▶ Extracted material:
[BEGIN]

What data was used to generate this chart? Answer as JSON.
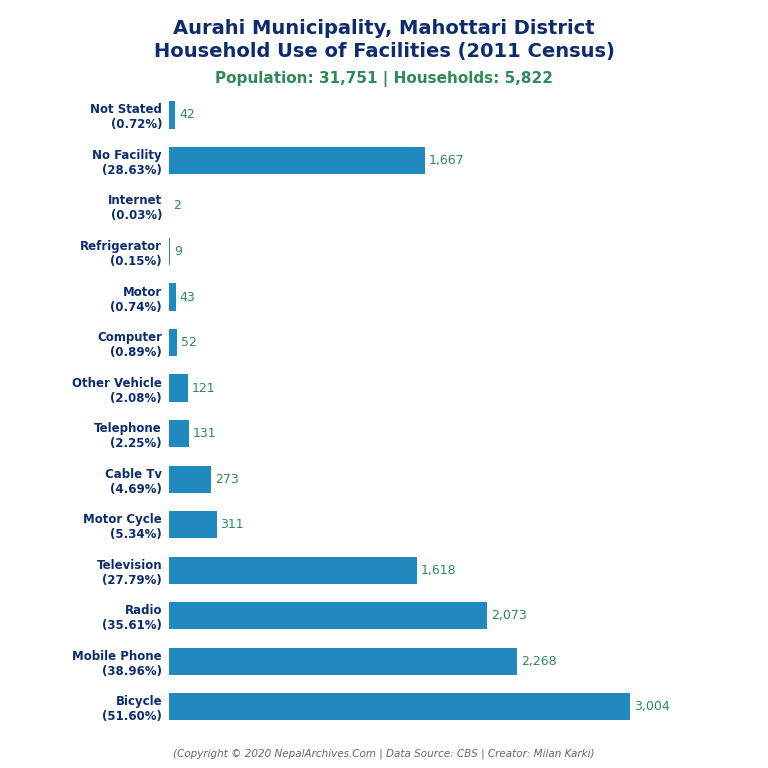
{
  "title_line1": "Aurahi Municipality, Mahottari District",
  "title_line2": "Household Use of Facilities (2011 Census)",
  "subtitle": "Population: 31,751 | Households: 5,822",
  "footer": "(Copyright © 2020 NepalArchives.Com | Data Source: CBS | Creator: Milan Karki)",
  "categories": [
    "Not Stated\n(0.72%)",
    "No Facility\n(28.63%)",
    "Internet\n(0.03%)",
    "Refrigerator\n(0.15%)",
    "Motor\n(0.74%)",
    "Computer\n(0.89%)",
    "Other Vehicle\n(2.08%)",
    "Telephone\n(2.25%)",
    "Cable Tv\n(4.69%)",
    "Motor Cycle\n(5.34%)",
    "Television\n(27.79%)",
    "Radio\n(35.61%)",
    "Mobile Phone\n(38.96%)",
    "Bicycle\n(51.60%)"
  ],
  "values": [
    42,
    1667,
    2,
    9,
    43,
    52,
    121,
    131,
    273,
    311,
    1618,
    2073,
    2268,
    3004
  ],
  "bar_color": "#2089c0",
  "title_color": "#0d2c6e",
  "subtitle_color": "#2e8b57",
  "value_color": "#2e8b57",
  "footer_color": "#666666",
  "background_color": "#ffffff",
  "figsize": [
    7.68,
    7.68
  ],
  "dpi": 100
}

[END]

▶ To be done:
Write out all the entries again, word for word, and print no images.

▶ Task output:
What data was used to generate this chart? Answer as JSON.
{
  "title_line1": "Aurahi Municipality, Mahottari District",
  "title_line2": "Household Use of Facilities (2011 Census)",
  "subtitle": "Population: 31,751 | Households: 5,822",
  "footer": "(Copyright © 2020 NepalArchives.Com | Data Source: CBS | Creator: Milan Karki)",
  "categories": [
    "Not Stated\n(0.72%)",
    "No Facility\n(28.63%)",
    "Internet\n(0.03%)",
    "Refrigerator\n(0.15%)",
    "Motor\n(0.74%)",
    "Computer\n(0.89%)",
    "Other Vehicle\n(2.08%)",
    "Telephone\n(2.25%)",
    "Cable Tv\n(4.69%)",
    "Motor Cycle\n(5.34%)",
    "Television\n(27.79%)",
    "Radio\n(35.61%)",
    "Mobile Phone\n(38.96%)",
    "Bicycle\n(51.60%)"
  ],
  "values": [
    42,
    1667,
    2,
    9,
    43,
    52,
    121,
    131,
    273,
    311,
    1618,
    2073,
    2268,
    3004
  ],
  "bar_color": "#2089c0",
  "title_color": "#0d2c6e",
  "subtitle_color": "#2e8b57",
  "value_color": "#2e8b57",
  "footer_color": "#666666",
  "background_color": "#ffffff",
  "figsize": [
    7.68,
    7.68
  ],
  "dpi": 100
}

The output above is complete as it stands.